>> Start MATERIAL FOR THE TASK

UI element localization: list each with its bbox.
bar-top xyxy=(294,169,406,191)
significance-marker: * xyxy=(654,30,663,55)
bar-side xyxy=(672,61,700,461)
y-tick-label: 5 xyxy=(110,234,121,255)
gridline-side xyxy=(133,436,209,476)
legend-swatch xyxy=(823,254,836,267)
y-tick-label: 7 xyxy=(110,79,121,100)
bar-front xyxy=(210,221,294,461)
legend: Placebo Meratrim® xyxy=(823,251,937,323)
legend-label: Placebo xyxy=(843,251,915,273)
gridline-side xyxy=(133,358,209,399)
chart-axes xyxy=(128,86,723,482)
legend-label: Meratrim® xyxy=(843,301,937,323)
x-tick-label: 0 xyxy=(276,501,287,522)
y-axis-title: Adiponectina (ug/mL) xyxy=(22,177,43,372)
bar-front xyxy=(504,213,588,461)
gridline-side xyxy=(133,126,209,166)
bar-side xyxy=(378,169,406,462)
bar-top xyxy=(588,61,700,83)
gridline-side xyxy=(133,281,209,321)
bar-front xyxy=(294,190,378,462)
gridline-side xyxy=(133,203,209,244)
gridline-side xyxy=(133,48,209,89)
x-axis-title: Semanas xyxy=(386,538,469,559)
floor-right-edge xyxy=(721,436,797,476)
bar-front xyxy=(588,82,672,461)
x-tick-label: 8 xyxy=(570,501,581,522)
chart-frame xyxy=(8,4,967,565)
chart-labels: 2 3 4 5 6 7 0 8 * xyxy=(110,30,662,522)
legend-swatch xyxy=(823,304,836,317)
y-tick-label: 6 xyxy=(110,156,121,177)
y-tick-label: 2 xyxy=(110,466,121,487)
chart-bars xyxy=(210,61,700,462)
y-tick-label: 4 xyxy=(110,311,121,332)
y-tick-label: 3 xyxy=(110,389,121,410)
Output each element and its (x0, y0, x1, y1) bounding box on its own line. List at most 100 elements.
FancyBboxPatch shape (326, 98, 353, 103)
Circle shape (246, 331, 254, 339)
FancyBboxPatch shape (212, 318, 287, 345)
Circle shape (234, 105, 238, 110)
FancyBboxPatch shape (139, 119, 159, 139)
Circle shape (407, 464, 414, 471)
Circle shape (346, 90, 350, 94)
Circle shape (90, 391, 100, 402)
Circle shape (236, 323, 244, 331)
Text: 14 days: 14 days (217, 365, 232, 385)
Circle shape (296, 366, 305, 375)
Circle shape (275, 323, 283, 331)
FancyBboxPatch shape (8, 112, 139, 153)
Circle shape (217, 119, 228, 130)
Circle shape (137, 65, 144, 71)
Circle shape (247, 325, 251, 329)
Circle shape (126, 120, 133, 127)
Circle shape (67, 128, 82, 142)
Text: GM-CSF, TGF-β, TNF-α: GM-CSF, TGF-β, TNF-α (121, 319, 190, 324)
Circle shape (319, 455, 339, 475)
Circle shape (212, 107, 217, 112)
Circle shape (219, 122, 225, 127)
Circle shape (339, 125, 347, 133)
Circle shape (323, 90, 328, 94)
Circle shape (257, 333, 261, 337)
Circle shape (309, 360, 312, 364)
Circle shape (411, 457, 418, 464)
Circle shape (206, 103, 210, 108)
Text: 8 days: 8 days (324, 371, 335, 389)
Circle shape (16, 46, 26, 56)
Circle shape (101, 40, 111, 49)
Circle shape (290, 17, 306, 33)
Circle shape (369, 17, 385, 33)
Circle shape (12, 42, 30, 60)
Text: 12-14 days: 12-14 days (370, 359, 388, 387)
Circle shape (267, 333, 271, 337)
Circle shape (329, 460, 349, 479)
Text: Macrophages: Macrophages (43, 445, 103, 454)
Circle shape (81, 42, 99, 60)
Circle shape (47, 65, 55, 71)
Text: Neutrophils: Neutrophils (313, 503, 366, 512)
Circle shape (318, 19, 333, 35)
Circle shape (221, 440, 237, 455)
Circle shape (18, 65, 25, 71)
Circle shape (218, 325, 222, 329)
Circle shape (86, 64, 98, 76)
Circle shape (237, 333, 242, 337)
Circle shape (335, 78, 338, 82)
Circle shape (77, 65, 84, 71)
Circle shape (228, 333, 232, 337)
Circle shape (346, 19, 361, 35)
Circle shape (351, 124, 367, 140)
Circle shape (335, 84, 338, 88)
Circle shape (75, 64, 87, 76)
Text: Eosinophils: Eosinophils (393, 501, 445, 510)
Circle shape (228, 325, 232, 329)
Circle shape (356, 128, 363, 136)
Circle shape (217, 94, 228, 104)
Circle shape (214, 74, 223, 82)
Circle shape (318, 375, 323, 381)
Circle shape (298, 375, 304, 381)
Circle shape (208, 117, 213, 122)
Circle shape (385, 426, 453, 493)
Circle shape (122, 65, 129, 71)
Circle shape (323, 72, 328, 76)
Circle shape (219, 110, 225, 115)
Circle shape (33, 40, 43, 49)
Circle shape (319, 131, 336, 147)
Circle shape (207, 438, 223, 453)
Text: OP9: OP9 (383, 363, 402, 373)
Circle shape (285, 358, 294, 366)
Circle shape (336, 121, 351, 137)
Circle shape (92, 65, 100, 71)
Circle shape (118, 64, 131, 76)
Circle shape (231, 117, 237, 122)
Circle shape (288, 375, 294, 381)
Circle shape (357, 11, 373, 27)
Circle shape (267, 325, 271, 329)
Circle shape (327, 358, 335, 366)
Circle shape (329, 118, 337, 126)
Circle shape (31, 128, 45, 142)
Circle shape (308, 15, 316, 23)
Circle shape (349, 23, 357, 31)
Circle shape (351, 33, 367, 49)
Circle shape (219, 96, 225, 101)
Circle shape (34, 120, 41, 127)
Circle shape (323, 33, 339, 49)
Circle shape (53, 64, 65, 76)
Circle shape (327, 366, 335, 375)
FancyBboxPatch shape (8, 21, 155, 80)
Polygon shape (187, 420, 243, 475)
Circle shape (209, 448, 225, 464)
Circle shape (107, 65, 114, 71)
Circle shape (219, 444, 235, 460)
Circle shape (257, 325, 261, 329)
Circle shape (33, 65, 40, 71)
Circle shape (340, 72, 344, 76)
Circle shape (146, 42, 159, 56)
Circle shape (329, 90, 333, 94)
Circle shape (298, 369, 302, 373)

>> End MATERIAL FOR THE TASK

- [WHAT IS REQUIRED]: Recast every line of the entries above as a JSON list of strings, one string per line, leaving out any blank lines.

- [THE COMPLETED TASK]:
[
  "UI element localization: list each with its bbox.",
  "bar-top xyxy=(294,169,406,191)",
  "significance-marker: * xyxy=(654,30,663,55)",
  "bar-side xyxy=(672,61,700,461)",
  "y-tick-label: 5 xyxy=(110,234,121,255)",
  "gridline-side xyxy=(133,436,209,476)",
  "legend-swatch xyxy=(823,254,836,267)",
  "y-tick-label: 7 xyxy=(110,79,121,100)",
  "bar-front xyxy=(210,221,294,461)",
  "legend: Placebo Meratrim® xyxy=(823,251,937,323)",
  "legend-label: Placebo xyxy=(843,251,915,273)",
  "gridline-side xyxy=(133,358,209,399)",
  "chart-axes xyxy=(128,86,723,482)",
  "legend-label: Meratrim® xyxy=(843,301,937,323)",
  "x-tick-label: 0 xyxy=(276,501,287,522)",
  "y-axis-title: Adiponectina (ug/mL) xyxy=(22,177,43,372)",
  "bar-front xyxy=(504,213,588,461)",
  "gridline-side xyxy=(133,126,209,166)",
  "bar-side xyxy=(378,169,406,462)",
  "bar-top xyxy=(588,61,700,83)",
  "gridline-side xyxy=(133,281,209,321)",
  "bar-front xyxy=(294,190,378,462)",
  "gridline-side xyxy=(133,203,209,244)",
  "gridline-side xyxy=(133,48,209,89)",
  "x-axis-title: Semanas xyxy=(386,538,469,559)",
  "floor-right-edge xyxy=(721,436,797,476)",
  "bar-front xyxy=(588,82,672,461)",
  "x-tick-label: 8 xyxy=(570,501,581,522)",
  "chart-frame xyxy=(8,4,967,565)",
  "chart-labels: 2 3 4 5 6 7 0 8 * xyxy=(110,30,662,522)",
  "legend-swatch xyxy=(823,304,836,317)",
  "y-tick-label: 6 xyxy=(110,156,121,177)",
  "y-tick-label: 2 xyxy=(110,466,121,487)",
  "chart-bars xyxy=(210,61,700,462)",
  "y-tick-label: 4 xyxy=(110,311,121,332)",
  "y-tick-label: 3 xyxy=(110,389,121,410)",
  "Output each element and its (x0, y0, x1, y1) bounding box on its own line. List at most 100 elements.",
  "FancyBboxPatch shape (326, 98, 353, 103)",
  "Circle shape (246, 331, 254, 339)",
  "FancyBboxPatch shape (212, 318, 287, 345)",
  "Circle shape (234, 105, 238, 110)",
  "FancyBboxPatch shape (139, 119, 159, 139)",
  "Circle shape (407, 464, 414, 471)",
  "Circle shape (346, 90, 350, 94)",
  "Circle shape (90, 391, 100, 402)",
  "Circle shape (236, 323, 244, 331)",
  "Text: 14 days: 14 days (217, 365, 232, 385)",
  "Circle shape (296, 366, 305, 375)",
  "Circle shape (275, 323, 283, 331)",
  "FancyBboxPatch shape (8, 112, 139, 153)",
  "Circle shape (217, 119, 228, 130)",
  "Circle shape (137, 65, 144, 71)",
  "Circle shape (247, 325, 251, 329)",
  "Circle shape (126, 120, 133, 127)",
  "Circle shape (67, 128, 82, 142)",
  "Text: GM-CSF, TGF-β, TNF-α: GM-CSF, TGF-β, TNF-α (121, 319, 190, 324)",
  "Circle shape (319, 455, 339, 475)",
  "Circle shape (212, 107, 217, 112)",
  "Circle shape (219, 122, 225, 127)",
  "Circle shape (339, 125, 347, 133)",
  "Circle shape (323, 90, 328, 94)",
  "Circle shape (257, 333, 261, 337)",
  "Circle shape (309, 360, 312, 364)",
  "Circle shape (411, 457, 418, 464)",
  "Circle shape (206, 103, 210, 108)",
  "Text: 8 days: 8 days (324, 371, 335, 389)",
  "Circle shape (16, 46, 26, 56)",
  "Circle shape (101, 40, 111, 49)",
  "Circle shape (290, 17, 306, 33)",
  "Circle shape (369, 17, 385, 33)",
  "Circle shape (12, 42, 30, 60)",
  "Text: 12-14 days: 12-14 days (370, 359, 388, 387)",
  "Circle shape (267, 333, 271, 337)",
  "Circle shape (329, 460, 349, 479)",
  "Text: Macrophages: Macrophages (43, 445, 103, 454)",
  "Circle shape (81, 42, 99, 60)",
  "Circle shape (47, 65, 55, 71)",
  "Text: Neutrophils: Neutrophils (313, 503, 366, 512)",
  "Circle shape (318, 19, 333, 35)",
  "Circle shape (221, 440, 237, 455)",
  "Circle shape (18, 65, 25, 71)",
  "Circle shape (218, 325, 222, 329)",
  "Circle shape (86, 64, 98, 76)",
  "Circle shape (237, 333, 242, 337)",
  "Circle shape (335, 78, 338, 82)",
  "Circle shape (77, 65, 84, 71)",
  "Circle shape (228, 333, 232, 337)",
  "Circle shape (346, 19, 361, 35)",
  "Circle shape (351, 124, 367, 140)",
  "Circle shape (335, 84, 338, 88)",
  "Circle shape (75, 64, 87, 76)",
  "Text: Eosinophils: Eosinophils (393, 501, 445, 510)",
  "Circle shape (228, 325, 232, 329)",
  "Circle shape (356, 128, 363, 136)",
  "Circle shape (217, 94, 228, 104)",
  "Circle shape (214, 74, 223, 82)",
  "Circle shape (318, 375, 323, 381)",
  "Circle shape (298, 375, 304, 381)",
  "Circle shape (208, 117, 213, 122)",
  "Circle shape (385, 426, 453, 493)",
  "Circle shape (122, 65, 129, 71)",
  "Circle shape (323, 72, 328, 76)",
  "Circle shape (219, 110, 225, 115)",
  "Circle shape (33, 40, 43, 49)",
  "Circle shape (319, 131, 336, 147)",
  "Circle shape (207, 438, 223, 453)",
  "Text: OP9: OP9 (383, 363, 402, 373)",
  "Circle shape (285, 358, 294, 366)",
  "Circle shape (336, 121, 351, 137)",
  "Circle shape (92, 65, 100, 71)",
  "Circle shape (118, 64, 131, 76)",
  "Circle shape (231, 117, 237, 122)",
  "Circle shape (288, 375, 294, 381)",
  "Circle shape (357, 11, 373, 27)",
  "Circle shape (267, 325, 271, 329)",
  "Circle shape (327, 358, 335, 366)",
  "Circle shape (329, 118, 337, 126)",
  "Circle shape (31, 128, 45, 142)",
  "Circle shape (308, 15, 316, 23)",
  "Circle shape (349, 23, 357, 31)",
  "Circle shape (351, 33, 367, 49)",
  "Circle shape (219, 96, 225, 101)",
  "Circle shape (34, 120, 41, 127)",
  "Circle shape (323, 33, 339, 49)",
  "Circle shape (53, 64, 65, 76)",
  "Circle shape (327, 366, 335, 375)",
  "FancyBboxPatch shape (8, 21, 155, 80)",
  "Polygon shape (187, 420, 243, 475)",
  "Circle shape (209, 448, 225, 464)",
  "Circle shape (107, 65, 114, 71)",
  "Circle shape (219, 444, 235, 460)",
  "Circle shape (257, 325, 261, 329)",
  "Circle shape (33, 65, 40, 71)",
  "Circle shape (340, 72, 344, 76)",
  "Circle shape (146, 42, 159, 56)",
  "Circle shape (329, 90, 333, 94)",
  "Circle shape (298, 369, 302, 373)"
]